-- BEGIN --
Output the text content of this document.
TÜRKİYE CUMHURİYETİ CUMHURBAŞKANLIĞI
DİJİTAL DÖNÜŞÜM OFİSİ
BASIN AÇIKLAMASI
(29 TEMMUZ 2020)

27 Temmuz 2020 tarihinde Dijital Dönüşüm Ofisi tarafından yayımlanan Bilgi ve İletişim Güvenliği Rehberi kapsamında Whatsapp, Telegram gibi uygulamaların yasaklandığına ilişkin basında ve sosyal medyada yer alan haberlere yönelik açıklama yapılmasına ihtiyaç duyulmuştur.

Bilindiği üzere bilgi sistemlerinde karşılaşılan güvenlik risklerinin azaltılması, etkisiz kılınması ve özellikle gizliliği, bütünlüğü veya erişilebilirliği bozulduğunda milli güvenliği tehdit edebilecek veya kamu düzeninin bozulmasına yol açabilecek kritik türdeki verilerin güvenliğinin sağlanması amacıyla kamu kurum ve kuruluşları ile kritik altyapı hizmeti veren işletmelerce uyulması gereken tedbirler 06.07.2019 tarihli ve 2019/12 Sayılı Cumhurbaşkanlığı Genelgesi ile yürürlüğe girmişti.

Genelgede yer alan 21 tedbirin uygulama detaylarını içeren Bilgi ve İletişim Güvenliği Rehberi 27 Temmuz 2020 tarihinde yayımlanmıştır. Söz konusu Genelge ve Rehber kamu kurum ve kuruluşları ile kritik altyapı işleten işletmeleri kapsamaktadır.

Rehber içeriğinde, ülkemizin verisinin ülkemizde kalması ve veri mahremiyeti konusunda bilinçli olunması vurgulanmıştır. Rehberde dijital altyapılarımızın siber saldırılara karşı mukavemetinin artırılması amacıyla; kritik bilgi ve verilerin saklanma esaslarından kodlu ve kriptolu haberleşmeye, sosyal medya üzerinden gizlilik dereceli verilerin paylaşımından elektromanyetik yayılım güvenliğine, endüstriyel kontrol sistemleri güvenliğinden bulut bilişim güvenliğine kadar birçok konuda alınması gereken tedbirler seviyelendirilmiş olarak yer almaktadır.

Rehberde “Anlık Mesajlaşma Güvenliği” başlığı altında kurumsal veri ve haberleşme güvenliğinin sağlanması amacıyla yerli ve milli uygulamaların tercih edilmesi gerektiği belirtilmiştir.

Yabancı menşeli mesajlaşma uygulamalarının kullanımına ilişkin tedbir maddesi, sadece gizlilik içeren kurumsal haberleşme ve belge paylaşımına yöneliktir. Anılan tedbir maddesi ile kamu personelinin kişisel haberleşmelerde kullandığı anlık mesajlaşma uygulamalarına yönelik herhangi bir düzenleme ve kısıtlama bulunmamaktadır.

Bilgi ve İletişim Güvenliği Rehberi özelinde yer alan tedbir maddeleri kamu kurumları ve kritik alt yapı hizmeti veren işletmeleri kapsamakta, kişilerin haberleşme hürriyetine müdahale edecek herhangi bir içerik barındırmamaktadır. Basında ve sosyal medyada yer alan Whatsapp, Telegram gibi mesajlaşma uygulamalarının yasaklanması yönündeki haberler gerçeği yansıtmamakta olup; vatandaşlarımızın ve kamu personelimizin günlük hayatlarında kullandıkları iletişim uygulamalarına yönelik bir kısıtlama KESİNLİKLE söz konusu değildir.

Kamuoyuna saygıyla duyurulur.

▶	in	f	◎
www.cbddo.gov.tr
-- END --
Given instruction. Extract the whole listing, character for character.

Exercise answer.
Output the text content of this document.
TÜRKİYE CUMHURİYETİ CUMHURBAŞKANLIĞI
DİJİTAL DÖNÜŞÜM OFİSİ
BASIN AÇIKLAMASI
(29 TEMMUZ 2020)

27 Temmuz 2020 tarihinde Dijital Dönüşüm Ofisi tarafından yayımlanan Bilgi ve İletişim Güvenliği Rehberi kapsamında Whatsapp, Telegram gibi uygulamaların yasaklandığına ilişkin basında ve sosyal medyada yer alan haberlere yönelik açıklama yapılmasına ihtiyaç duyulmuştur.

Bilindiği üzere bilgi sistemlerinde karşılaşılan güvenlik risklerinin azaltılması, etkisiz kılınması ve özellikle gizliliği, bütünlüğü veya erişilebilirliği bozulduğunda milli güvenliği tehdit edebilecek veya kamu düzeninin bozulmasına yol açabilecek kritik türdeki verilerin güvenliğinin sağlanması amacıyla kamu kurum ve kuruluşları ile kritik altyapı hizmeti veren işletmelerce uyulması gereken tedbirler 06.07.2019 tarihli ve 2019/12 Sayılı Cumhurbaşkanlığı Genelgesi ile yürürlüğe girmişti.

Genelgede yer alan 21 tedbirin uygulama detaylarını içeren Bilgi ve İletişim Güvenliği Rehberi 27 Temmuz 2020 tarihinde yayımlanmıştır. Söz konusu Genelge ve Rehber kamu kurum ve kuruluşları ile kritik altyapı işleten işletmeleri kapsamaktadır.

Rehber içeriğinde, ülkemizin verisinin ülkemizde kalması ve veri mahremiyeti konusunda bilinçli olunması vurgulanmıştır. Rehberde dijital altyapılarımızın siber saldırılara karşı mukavemetinin artırılması amacıyla; kritik bilgi ve verilerin saklanma esaslarından kodlu ve kriptolu haberleşmeye, sosyal medya üzerinden gizlilik dereceli verilerin paylaşımından elektromanyetik yayılım güvenliğine, endüstriyel kontrol sistemleri güvenliğinden bulut bilişim güvenliğine kadar birçok konuda alınması gereken tedbirler seviyelendirilmiş olarak yer almaktadır.

Rehberde “Anlık Mesajlaşma Güvenliği” başlığı altında kurumsal veri ve haberleşme güvenliğinin sağlanması amacıyla yerli ve milli uygulamaların tercih edilmesi gerektiği belirtilmiştir.

Yabancı menşeli mesajlaşma uygulamalarının kullanımına ilişkin tedbir maddesi, sadece gizlilik içeren kurumsal haberleşme ve belge paylaşımına yöneliktir. Anılan tedbir maddesi ile kamu personelinin kişisel haberleşmelerde kullandığı anlık mesajlaşma uygulamalarına yönelik herhangi bir düzenleme ve kısıtlama bulunmamaktadır.

Bilgi ve İletişim Güvenliği Rehberi özelinde yer alan tedbir maddeleri kamu kurumları ve kritik alt yapı hizmeti veren işletmeleri kapsamakta, kişilerin haberleşme hürriyetine müdahale edecek herhangi bir içerik barındırmamaktadır. Basında ve sosyal medyada yer alan Whatsapp, Telegram gibi mesajlaşma uygulamalarının yasaklanması yönündeki haberler gerçeği yansıtmamakta olup; vatandaşlarımızın ve kamu personelimizin günlük hayatlarında kullandıkları iletişim uygulamalarına yönelik bir kısıtlama KESİNLİKLE söz konusu değildir.

Kamuoyuna saygıyla duyurulur.

▶	in	f	◎
www.cbddo.gov.tr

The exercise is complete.